→ **TEXT SHOWN**

# East Mids Meet #14 - Sunday 18th Feb - 11am - Meet + Cruise



## Nem (Feb 14, 2005)

'lo all

Somehow seems a while since my last cruise, not sure why. So here's the plans for the next one.

Meeting at The Snipe, the usual meeting place, at 11am on Sunday 18th February, gathering for 30 for everyone to arrive before leaving for a cruise. Not sure of a route yet, but it will be a different area than I've been doing before, and then ending up at a 2nd pub for food, again not sure where yet.

Going to have a look at routes this week and will post up full details as I get them arranged.

Location... Meeting about 11am 
The Snipe at Sutton 
Alfreton Road, Sutton-In-Ashfield, Nottinghamshire NG17 1JE

Any takers then?

Nick


----------



## ttduncjames (Feb 26, 2006)

Hope to make it


----------



## thehornster (Apr 29, 2005)

→ **INFORMATION SHOWN**
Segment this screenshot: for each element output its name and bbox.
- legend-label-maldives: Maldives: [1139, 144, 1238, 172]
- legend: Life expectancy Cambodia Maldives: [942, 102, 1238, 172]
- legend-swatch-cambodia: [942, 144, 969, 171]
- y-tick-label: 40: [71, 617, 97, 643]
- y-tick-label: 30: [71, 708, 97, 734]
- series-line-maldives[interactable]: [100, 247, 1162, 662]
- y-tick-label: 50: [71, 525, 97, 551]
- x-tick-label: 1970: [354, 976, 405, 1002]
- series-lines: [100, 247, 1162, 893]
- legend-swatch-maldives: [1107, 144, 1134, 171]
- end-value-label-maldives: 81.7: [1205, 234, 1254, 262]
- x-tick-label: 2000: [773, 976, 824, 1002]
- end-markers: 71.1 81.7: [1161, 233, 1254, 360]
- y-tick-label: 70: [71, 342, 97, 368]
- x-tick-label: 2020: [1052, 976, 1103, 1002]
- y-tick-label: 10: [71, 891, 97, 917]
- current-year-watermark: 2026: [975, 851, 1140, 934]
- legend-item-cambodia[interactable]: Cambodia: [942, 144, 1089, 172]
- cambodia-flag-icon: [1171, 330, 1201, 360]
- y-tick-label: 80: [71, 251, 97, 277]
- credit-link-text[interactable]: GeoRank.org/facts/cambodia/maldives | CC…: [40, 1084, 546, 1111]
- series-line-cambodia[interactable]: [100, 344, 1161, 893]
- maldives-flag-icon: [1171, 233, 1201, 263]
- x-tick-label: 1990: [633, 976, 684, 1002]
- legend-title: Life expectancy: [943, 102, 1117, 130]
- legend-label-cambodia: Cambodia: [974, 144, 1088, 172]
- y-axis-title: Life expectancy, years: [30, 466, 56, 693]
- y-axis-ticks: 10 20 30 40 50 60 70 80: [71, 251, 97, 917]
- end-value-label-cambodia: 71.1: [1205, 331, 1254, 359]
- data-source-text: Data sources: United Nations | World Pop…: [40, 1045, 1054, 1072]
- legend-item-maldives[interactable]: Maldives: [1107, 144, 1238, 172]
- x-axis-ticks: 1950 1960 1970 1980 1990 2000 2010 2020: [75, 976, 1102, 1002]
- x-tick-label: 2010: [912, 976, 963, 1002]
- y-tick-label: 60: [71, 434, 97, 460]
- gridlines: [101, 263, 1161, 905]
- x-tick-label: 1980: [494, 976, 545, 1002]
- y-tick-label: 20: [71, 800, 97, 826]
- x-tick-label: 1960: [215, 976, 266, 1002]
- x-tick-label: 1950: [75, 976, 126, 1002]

→ **REQUIRED ACTIONS**
1: Reproduce, without alteration, the portion of the East Mids meet thread that opens with the words "## Nem (Feb" and closes with "sure where yet.".
2: Carry on the East Mids meet thread from the point at which it stops.

→ **ANSWERS**
1:
## Nem (Feb 14, 2005)

'lo all

Somehow seems a while since my last cruise, not sure why. So here's the plans for the next one.

Meeting at The Snipe, the usual meeting place, at 11am on Sunday 18th February, gathering for 30 for everyone to arrive before leaving for a cruise. Not sure of a route yet, but it will be a different area than I've been doing before, and then ending up at a 2nd pub for food, again not sure where yet.

2:
I recognise that place :wink:


----------



## Nem (Feb 14, 2005)

thehornster said:


> I recognise that place :wink:


Indeed 

So when you coming up to see us then?

Nick


----------



## thehornster (Apr 29, 2005)

Nem said:


> thehornster said:
> 
> 
> > I recognise that place :wink:
> ...


All good things come to those who wait! 

It gets mentioned so its not forgotten about.I'll mention it on sunday :wink:


----------



## Nem (Feb 14, 2005)

Cool.

Quite annoying actually as I'm down in your area again this Sunday, same as I was when I came for the first time last year. But I'm only down for one day so can't get round to the meet. Was hoping I could have worked it better.

Nick


----------



## thehornster (Apr 29, 2005)

Nem said:


> Cool.
> 
> Quite annoying actually as I'm down in your area again this Sunday, same as I was when I came for the first time last year. But I'm only down for one day so can't get round to the meet. Was hoping I could have worked it better.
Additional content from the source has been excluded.